What you need to do:
Transcribe the entries that follow, word for word.
───── Material provided ─────
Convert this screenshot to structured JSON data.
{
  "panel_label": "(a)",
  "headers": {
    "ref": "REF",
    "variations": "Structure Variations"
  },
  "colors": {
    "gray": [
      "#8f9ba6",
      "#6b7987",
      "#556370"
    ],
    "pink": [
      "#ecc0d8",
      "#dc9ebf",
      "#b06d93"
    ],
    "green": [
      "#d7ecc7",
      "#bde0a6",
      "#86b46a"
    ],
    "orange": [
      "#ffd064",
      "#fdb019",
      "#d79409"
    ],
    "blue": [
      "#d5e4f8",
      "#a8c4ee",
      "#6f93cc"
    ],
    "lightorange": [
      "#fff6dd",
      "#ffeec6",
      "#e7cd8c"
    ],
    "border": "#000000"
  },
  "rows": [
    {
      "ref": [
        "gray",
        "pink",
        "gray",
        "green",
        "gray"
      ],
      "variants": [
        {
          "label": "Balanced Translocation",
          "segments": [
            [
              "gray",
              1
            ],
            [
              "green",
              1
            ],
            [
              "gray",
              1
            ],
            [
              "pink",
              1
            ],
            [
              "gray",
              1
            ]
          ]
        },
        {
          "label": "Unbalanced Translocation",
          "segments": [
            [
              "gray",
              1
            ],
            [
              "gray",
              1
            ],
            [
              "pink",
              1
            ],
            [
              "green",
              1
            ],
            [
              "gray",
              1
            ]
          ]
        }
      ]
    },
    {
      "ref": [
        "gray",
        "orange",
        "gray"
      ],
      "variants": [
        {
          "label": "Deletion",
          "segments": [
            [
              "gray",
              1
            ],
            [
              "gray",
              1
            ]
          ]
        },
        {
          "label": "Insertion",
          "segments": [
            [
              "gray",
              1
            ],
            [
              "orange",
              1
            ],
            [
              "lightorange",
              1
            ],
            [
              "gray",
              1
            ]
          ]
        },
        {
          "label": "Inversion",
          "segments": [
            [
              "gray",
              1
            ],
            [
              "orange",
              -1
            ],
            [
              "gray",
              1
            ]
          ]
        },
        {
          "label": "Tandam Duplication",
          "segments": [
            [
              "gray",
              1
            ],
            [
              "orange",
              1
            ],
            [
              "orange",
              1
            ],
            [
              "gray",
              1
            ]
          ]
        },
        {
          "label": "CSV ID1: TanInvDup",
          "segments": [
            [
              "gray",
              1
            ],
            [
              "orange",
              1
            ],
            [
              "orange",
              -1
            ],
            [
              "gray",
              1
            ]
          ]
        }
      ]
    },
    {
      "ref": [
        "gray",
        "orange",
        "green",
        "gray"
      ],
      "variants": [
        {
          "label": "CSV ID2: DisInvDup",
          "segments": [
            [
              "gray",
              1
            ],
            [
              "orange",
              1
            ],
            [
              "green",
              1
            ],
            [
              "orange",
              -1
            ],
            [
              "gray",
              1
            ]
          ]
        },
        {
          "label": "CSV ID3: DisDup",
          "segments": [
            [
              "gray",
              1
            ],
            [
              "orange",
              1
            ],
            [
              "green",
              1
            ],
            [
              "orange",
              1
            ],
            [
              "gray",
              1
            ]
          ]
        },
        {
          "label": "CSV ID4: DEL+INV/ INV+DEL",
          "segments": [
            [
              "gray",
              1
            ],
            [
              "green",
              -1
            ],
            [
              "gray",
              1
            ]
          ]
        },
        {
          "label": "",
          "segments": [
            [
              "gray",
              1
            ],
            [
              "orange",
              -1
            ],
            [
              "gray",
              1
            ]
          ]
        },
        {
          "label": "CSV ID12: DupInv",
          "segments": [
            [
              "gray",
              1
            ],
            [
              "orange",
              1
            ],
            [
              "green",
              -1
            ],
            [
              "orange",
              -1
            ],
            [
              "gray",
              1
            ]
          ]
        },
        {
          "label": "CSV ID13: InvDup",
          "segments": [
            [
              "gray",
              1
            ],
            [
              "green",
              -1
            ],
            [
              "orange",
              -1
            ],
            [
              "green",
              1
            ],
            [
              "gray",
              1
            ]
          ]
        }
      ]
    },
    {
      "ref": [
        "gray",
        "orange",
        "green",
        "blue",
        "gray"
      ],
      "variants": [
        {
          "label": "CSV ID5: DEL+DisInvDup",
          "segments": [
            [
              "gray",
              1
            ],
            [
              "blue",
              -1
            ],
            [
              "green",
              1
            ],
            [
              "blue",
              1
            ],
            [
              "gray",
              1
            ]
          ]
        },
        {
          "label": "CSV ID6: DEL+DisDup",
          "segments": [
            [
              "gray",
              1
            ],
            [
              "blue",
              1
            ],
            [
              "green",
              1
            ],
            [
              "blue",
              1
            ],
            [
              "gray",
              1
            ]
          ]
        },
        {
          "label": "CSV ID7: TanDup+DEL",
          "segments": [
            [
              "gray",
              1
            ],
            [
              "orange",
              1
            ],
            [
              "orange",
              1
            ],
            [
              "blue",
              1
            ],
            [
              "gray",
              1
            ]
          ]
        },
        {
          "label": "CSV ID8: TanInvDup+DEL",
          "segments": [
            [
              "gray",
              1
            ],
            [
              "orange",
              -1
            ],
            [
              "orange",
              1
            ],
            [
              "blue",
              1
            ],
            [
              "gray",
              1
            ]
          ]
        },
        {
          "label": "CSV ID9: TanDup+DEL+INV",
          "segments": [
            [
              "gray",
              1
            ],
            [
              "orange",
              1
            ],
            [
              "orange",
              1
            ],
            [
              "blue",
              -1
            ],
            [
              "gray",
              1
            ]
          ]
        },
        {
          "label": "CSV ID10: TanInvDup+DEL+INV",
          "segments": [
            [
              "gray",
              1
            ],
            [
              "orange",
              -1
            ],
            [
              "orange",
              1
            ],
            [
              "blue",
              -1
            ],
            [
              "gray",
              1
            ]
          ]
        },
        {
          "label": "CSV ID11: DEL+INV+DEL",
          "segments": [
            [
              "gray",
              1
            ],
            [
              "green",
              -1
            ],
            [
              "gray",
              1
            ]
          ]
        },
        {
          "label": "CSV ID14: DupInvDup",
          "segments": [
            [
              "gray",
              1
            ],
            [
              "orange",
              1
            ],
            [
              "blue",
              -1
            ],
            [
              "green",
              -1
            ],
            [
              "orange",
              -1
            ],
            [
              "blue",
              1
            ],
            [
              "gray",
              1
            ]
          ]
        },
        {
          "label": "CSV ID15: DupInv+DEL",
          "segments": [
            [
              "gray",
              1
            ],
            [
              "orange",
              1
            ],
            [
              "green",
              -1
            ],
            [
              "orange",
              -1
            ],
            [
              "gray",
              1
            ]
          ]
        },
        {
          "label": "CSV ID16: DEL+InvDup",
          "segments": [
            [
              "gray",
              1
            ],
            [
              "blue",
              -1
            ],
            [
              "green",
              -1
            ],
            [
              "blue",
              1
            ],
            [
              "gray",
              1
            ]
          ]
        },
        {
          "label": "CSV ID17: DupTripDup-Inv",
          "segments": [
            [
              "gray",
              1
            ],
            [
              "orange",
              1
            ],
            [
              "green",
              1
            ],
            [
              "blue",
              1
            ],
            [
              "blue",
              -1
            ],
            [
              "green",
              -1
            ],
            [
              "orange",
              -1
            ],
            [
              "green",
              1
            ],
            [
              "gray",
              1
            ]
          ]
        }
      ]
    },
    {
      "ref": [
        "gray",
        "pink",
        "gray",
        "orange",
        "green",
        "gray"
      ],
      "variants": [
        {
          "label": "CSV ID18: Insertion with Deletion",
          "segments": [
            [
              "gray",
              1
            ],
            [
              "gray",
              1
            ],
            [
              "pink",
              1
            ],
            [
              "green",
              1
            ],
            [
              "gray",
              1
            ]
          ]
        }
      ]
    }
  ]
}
─────
Solution to this problem:
Convert this screenshot to structured JSON data.
{
  "panel_label": "(a)",
  "headers": {
    "ref": "REF",
    "variations": "Structure Variations"
  },
  "colors": {
    "gray": [
      "#8f9ba6",
      "#6b7987",
      "#556370"
    ],
    "pink": [
      "#ecc0d8",
      "#dc9ebf",
      "#b06d93"
    ],
    "green": [
      "#d7ecc7",
      "#bde0a6",
      "#86b46a"
    ],
    "orange": [
      "#ffd064",
      "#fdb019",
      "#d79409"
    ],
    "blue": [
      "#d5e4f8",
      "#a8c4ee",
      "#6f93cc"
    ],
    "lightorange": [
      "#fff6dd",
      "#ffeec6",
      "#e7cd8c"
    ],
    "border": "#000000"
  },
  "rows": [
    {
      "ref": [
        "gray",
        "pink",
        "gray",
        "green",
        "gray"
      ],
      "variants": [
        {
          "label": "Balanced Translocation",
          "segments": [
            [
              "gray",
              1
            ],
            [
              "green",
              1
            ],
            [
              "gray",
              1
            ],
            [
              "pink",
              1
            ],
            [
              "gray",
              1
            ]
          ]
        },
        {
          "label": "Unbalanced Translocation",
          "segments": [
            [
              "gray",
              1
            ],
            [
              "gray",
              1
            ],
            [
              "pink",
              1
            ],
            [
              "green",
              1
            ],
            [
              "gray",
              1
            ]
          ]
        }
      ]
    },
    {
      "ref": [
        "gray",
        "orange",
        "gray"
      ],
      "variants": [
        {
          "label": "Deletion",
          "segments": [
            [
              "gray",
              1
            ],
            [
              "gray",
              1
            ]
          ]
        },
        {
          "label": "Insertion",
          "segments": [
            [
              "gray",
              1
            ],
            [
              "orange",
              1
            ],
            [
              "lightorange",
              1
            ],
            [
              "gray",
              1
            ]
          ]
        },
        {
          "label": "Inversion",
          "segments": [
            [
              "gray",
              1
            ],
            [
              "orange",
              -1
            ],
            [
              "gray",
              1
            ]
          ]
        },
        {
          "label": "Tandam Duplication",
          "segments": [
            [
              "gray",
              1
            ],
            [
              "orange",
              1
            ],
            [
              "orange",
              1
            ],
            [
              "gray",
              1
            ]
          ]
        },
        {
          "label": "CSV ID1: TanInvDup",
          "segments": [
            [
              "gray",
              1
            ],
            [
              "orange",
              1
            ],
            [
              "orange",
              -1
            ],
            [
              "gray",
              1
            ]
          ]
        }
      ]
    },
    {
      "ref": [
        "gray",
        "orange",
        "green",
        "gray"
      ],
      "variants": [
        {
          "label": "CSV ID2: DisInvDup",
          "segments": [
            [
              "gray",
              1
            ],
            [
              "orange",
              1
            ],
            [
              "green",
              1
            ],
            [
              "orange",
              -1
            ],
            [
              "gray",
              1
            ]
          ]
        },
        {
          "label": "CSV ID3: DisDup",
          "segments": [
            [
              "gray",
              1
            ],
            [
              "orange",
              1
            ],
            [
              "green",
              1
            ],
            [
              "orange",
              1
            ],
            [
              "gray",
              1
            ]
          ]
        },
        {
          "label": "CSV ID4: DEL+INV/ INV+DEL",
          "segments": [
            [
              "gray",
              1
            ],
            [
              "green",
              -1
            ],
            [
              "gray",
              1
            ]
          ]
        },
        {
          "label": "",
          "segments": [
            [
              "gray",
              1
            ],
            [
              "orange",
              -1
            ],
            [
              "gray",
              1
            ]
          ]
        },
        {
          "label": "CSV ID12: DupInv",
          "segments": [
            [
              "gray",
              1
            ],
            [
              "orange",
              1
            ],
            [
              "green",
              -1
            ],
            [
              "orange",
              -1
            ],
            [
              "gray",
              1
            ]
          ]
        },
        {
          "label": "CSV ID13: InvDup",
          "segments": [
            [
              "gray",
              1
            ],
            [
              "green",
              -1
            ],
            [
              "orange",
              -1
            ],
            [
              "green",
              1
            ],
            [
              "gray",
              1
            ]
          ]
        }
      ]
    },
    {
      "ref": [
        "gray",
        "orange",
        "green",
        "blue",
        "gray"
      ],
      "variants": [
        {
          "label": "CSV ID5: DEL+DisInvDup",
          "segments": [
            [
              "gray",
              1
            ],
            [
              "blue",
              -1
            ],
            [
              "green",
              1
            ],
            [
              "blue",
              1
            ],
            [
              "gray",
              1
            ]
          ]
        },
        {
          "label": "CSV ID6: DEL+DisDup",
          "segments": [
            [
              "gray",
              1
            ],
            [
              "blue",
              1
            ],
            [
              "green",
              1
            ],
            [
              "blue",
              1
            ],
            [
              "gray",
              1
            ]
          ]
        },
        {
          "label": "CSV ID7: TanDup+DEL",
          "segments": [
            [
              "gray",
              1
            ],
            [
              "orange",
              1
            ],
            [
              "orange",
              1
            ],
            [
              "blue",
              1
            ],
            [
              "gray",
              1
            ]
          ]
        },
        {
          "label": "CSV ID8: TanInvDup+DEL",
          "segments": [
            [
              "gray",
              1
            ],
            [
              "orange",
              -1
            ],
            [
              "orange",
              1
            ],
            [
              "blue",
              1
            ],
            [
              "gray",
              1
            ]
          ]
        },
        {
          "label": "CSV ID9: TanDup+DEL+INV",
          "segments": [
            [
              "gray",
              1
            ],
            [
              "orange",
              1
            ],
            [
              "orange",
              1
            ],
            [
              "blue",
              -1
            ],
            [
              "gray",
              1
            ]
          ]
        },
        {
          "label": "CSV ID10: TanInvDup+DEL+INV",
          "segments": [
            [
              "gray",
              1
            ],
            [
              "orange",
              -1
            ],
            [
              "orange",
              1
            ],
            [
              "blue",
              -1
            ],
            [
              "gray",
              1
            ]
          ]
        },
        {
          "label": "CSV ID11: DEL+INV+DEL",
          "segments": [
            [
              "gray",
              1
            ],
            [
              "green",
              -1
            ],
            [
              "gray",
              1
            ]
          ]
        },
        {
          "label": "CSV ID14: DupInvDup",
          "segments": [
            [
              "gray",
              1
            ],
            [
              "orange",
              1
            ],
            [
              "blue",
              -1
            ],
            [
              "green",
              -1
            ],
            [
              "orange",
              -1
            ],
            [
              "blue",
              1
            ],
            [
              "gray",
              1
            ]
          ]
        },
        {
          "label": "CSV ID15: DupInv+DEL",
          "segments": [
            [
              "gray",
              1
            ],
            [
              "orange",
              1
            ],
            [
              "green",
              -1
            ],
            [
              "orange",
              -1
            ],
            [
              "gray",
              1
            ]
          ]
        },
        {
          "label": "CSV ID16: DEL+InvDup",
          "segments": [
            [
              "gray",
              1
            ],
            [
              "blue",
              -1
            ],
            [
              "green",
              -1
            ],
            [
              "blue",
              1
            ],
            [
              "gray",
              1
            ]
          ]
        },
        {
          "label": "CSV ID17: DupTripDup-Inv",
          "segments": [
            [
              "gray",
              1
            ],
            [
              "orange",
              1
            ],
            [
              "green",
              1
            ],
            [
              "blue",
              1
            ],
            [
              "blue",
              -1
            ],
            [
              "green",
              -1
            ],
            [
              "orange",
              -1
            ],
            [
              "green",
              1
            ],
            [
              "gray",
              1
            ]
          ]
        }
      ]
    },
    {
      "ref": [
        "gray",
        "pink",
        "gray",
        "orange",
        "green",
        "gray"
      ],
      "variants": [
        {
          "label": "CSV ID18: Insertion with Deletion",
          "segments": [
            [
              "gray",
              1
            ],
            [
              "gray",
              1
            ],
            [
              "pink",
              1
            ],
            [
              "green",
              1
            ],
            [
              "gray",
              1
            ]
          ]
        }
      ]
    }
  ]
}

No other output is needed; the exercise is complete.